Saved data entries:

#####

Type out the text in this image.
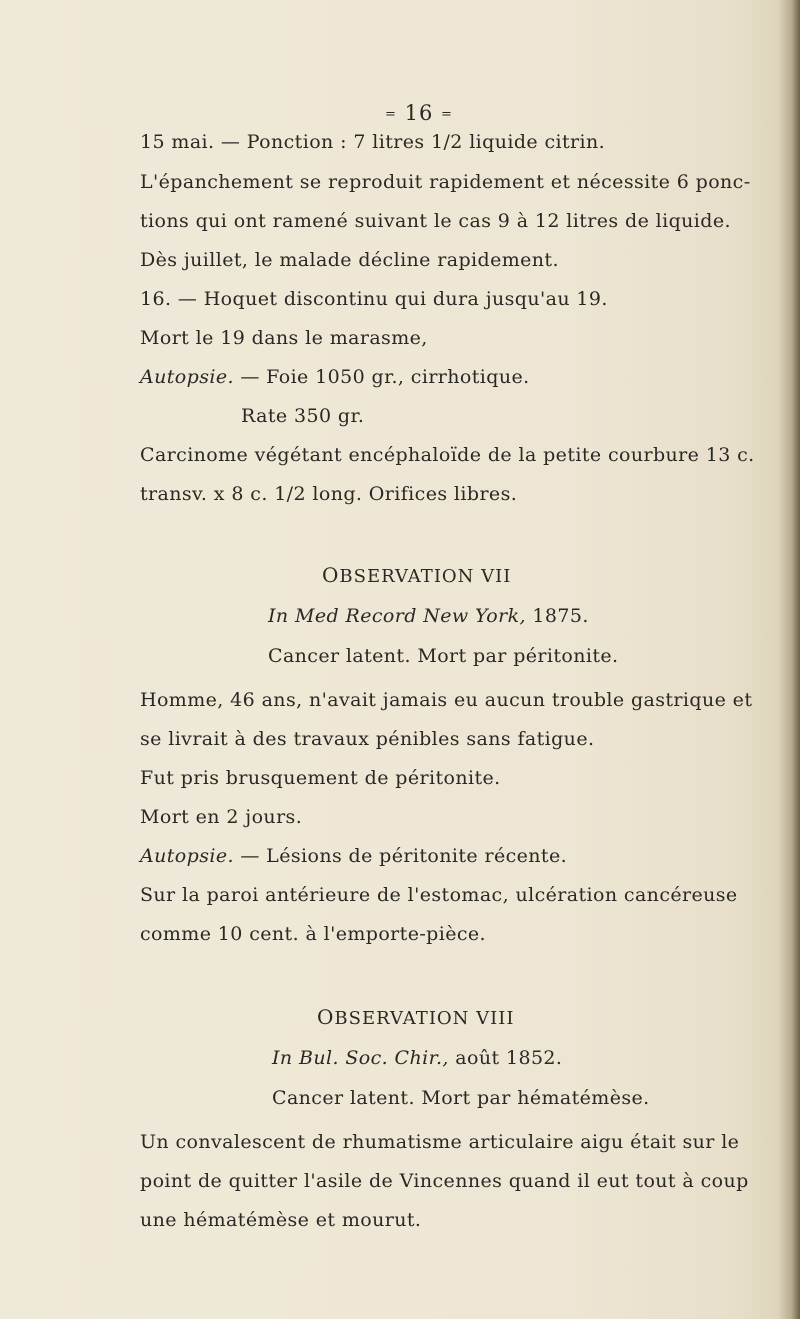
= 16 =
15 mai. — Ponction : 7 litres 1/2 liquide citrin.
L'épanchement se reproduit rapidement et nécessite 6 ponc-
tions qui ont ramené suivant le cas 9 à 12 litres de liquide.
Dès juillet, le malade décline rapidement.
16. — Hoquet discontinu qui dura jusqu'au 19.
Mort le 19 dans le marasme,
Autopsie. — Foie 1050 gr., cirrhotique.
Rate 350 gr.
Carcinome végétant encéphaloïde de la petite courbure 13 c.
transv. x 8 c. 1/2 long. Orifices libres.
OBSERVATION VII
In Med Record New York, 1875.
Cancer latent. Mort par péritonite.
Homme, 46 ans, n'avait jamais eu aucun trouble gastrique et
se livrait à des travaux pénibles sans fatigue.
Fut pris brusquement de péritonite.
Mort en 2 jours.
Autopsie. — Lésions de péritonite récente.
Sur la paroi antérieure de l'estomac, ulcération cancéreuse
comme 10 cent. à l'emporte-pièce.
OBSERVATION VIII
In Bul. Soc. Chir., août 1852.
Cancer latent. Mort par hématémèse.
Un convalescent de rhumatisme articulaire aigu était sur le
point de quitter l'asile de Vincennes quand il eut tout à coup
une hématémèse et mourut.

#####

Stated task:
Above are some records. Report the number of their lines that include "latent", and add nothing else.

The result:
2